[Dataset excerpt]
↓

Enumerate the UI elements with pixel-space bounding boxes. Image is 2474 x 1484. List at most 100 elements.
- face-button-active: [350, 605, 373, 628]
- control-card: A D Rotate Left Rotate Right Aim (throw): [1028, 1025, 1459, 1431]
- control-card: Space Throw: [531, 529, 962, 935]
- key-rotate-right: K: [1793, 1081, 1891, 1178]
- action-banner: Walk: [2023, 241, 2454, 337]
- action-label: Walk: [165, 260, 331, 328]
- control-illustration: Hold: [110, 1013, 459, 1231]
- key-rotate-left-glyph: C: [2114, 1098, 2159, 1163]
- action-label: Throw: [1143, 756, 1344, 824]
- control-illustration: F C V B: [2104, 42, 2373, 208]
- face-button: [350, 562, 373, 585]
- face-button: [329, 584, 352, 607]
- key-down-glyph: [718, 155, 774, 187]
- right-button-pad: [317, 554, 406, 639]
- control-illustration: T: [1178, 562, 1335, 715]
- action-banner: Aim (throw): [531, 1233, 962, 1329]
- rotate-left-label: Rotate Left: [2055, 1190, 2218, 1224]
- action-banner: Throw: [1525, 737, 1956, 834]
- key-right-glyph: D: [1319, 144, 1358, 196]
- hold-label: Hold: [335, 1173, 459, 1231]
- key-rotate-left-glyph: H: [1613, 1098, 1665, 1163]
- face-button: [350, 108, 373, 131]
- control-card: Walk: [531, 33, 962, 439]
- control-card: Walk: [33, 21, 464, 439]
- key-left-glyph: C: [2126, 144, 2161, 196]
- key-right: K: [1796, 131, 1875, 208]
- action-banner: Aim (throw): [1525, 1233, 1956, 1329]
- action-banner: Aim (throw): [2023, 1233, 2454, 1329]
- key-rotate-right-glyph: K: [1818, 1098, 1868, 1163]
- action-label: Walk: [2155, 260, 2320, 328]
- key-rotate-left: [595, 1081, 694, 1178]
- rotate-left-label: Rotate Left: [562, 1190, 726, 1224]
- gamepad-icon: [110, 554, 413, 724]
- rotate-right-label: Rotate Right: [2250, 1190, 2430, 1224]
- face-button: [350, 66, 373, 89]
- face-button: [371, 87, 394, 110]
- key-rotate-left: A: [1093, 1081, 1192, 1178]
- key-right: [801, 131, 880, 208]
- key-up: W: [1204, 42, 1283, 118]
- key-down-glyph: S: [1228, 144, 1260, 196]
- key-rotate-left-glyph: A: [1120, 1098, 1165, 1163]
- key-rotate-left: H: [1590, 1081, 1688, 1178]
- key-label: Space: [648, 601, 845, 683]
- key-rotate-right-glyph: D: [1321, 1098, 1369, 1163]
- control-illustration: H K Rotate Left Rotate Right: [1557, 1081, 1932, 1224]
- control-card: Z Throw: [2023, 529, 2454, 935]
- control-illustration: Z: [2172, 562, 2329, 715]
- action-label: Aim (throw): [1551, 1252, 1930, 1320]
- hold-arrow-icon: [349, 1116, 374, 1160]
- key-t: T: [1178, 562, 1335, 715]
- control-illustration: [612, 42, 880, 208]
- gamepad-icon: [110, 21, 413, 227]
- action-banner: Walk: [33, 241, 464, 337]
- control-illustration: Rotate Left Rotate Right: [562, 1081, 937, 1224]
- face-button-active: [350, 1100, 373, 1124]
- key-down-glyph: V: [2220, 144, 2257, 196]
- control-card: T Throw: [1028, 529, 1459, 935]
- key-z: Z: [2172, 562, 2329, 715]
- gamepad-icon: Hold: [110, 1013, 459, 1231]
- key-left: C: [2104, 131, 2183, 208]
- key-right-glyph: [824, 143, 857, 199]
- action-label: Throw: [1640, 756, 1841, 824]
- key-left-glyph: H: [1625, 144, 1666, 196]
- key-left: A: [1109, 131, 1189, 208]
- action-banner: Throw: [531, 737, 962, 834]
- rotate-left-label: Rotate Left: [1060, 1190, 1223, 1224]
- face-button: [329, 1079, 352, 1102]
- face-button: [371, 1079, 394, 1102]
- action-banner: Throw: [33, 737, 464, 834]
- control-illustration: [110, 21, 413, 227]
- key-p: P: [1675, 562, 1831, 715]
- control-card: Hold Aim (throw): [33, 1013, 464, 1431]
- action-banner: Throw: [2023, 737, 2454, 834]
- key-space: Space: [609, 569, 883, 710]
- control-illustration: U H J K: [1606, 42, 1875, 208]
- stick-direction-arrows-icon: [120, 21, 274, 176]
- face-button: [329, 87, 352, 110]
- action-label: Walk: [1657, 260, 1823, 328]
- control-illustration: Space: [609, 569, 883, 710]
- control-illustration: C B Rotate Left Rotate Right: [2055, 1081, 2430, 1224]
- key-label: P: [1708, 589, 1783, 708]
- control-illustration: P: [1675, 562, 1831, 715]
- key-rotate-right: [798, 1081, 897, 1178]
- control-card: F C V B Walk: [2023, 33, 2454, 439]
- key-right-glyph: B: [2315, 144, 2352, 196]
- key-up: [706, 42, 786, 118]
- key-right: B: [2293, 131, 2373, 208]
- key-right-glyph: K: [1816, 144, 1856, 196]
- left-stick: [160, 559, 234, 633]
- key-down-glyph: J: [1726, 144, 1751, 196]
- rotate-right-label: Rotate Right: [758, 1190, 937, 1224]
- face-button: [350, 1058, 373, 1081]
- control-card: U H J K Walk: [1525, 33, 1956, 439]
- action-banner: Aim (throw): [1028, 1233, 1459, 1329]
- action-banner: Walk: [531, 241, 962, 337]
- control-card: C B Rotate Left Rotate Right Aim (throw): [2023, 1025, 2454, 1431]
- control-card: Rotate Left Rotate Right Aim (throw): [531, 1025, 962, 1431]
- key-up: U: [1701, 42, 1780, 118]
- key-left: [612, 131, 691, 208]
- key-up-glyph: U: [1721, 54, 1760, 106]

↑

**EXERCISE DESCRIPTION**
Could you copy out, unchanged, every line above from the very first one down to and including the line that contains "- action-banner: Throw: [1525, 737, 1956, 834]"?

**OUTPUT BELOW**
Enumerate the UI elements with pixel-space bounding boxes. Image is 2474 x 1484. List at most 100 elements.
- face-button-active: [350, 605, 373, 628]
- control-card: A D Rotate Left Rotate Right Aim (throw): [1028, 1025, 1459, 1431]
- control-card: Space Throw: [531, 529, 962, 935]
- key-rotate-right: K: [1793, 1081, 1891, 1178]
- action-banner: Walk: [2023, 241, 2454, 337]
- action-label: Walk: [165, 260, 331, 328]
- control-illustration: Hold: [110, 1013, 459, 1231]
- key-rotate-left-glyph: C: [2114, 1098, 2159, 1163]
- action-label: Throw: [1143, 756, 1344, 824]
- control-illustration: F C V B: [2104, 42, 2373, 208]
- face-button: [350, 562, 373, 585]
- face-button: [329, 584, 352, 607]
- key-down-glyph: [718, 155, 774, 187]
- right-button-pad: [317, 554, 406, 639]
- control-illustration: T: [1178, 562, 1335, 715]
- action-banner: Aim (throw): [531, 1233, 962, 1329]
- rotate-left-label: Rotate Left: [2055, 1190, 2218, 1224]
- action-banner: Throw: [1525, 737, 1956, 834]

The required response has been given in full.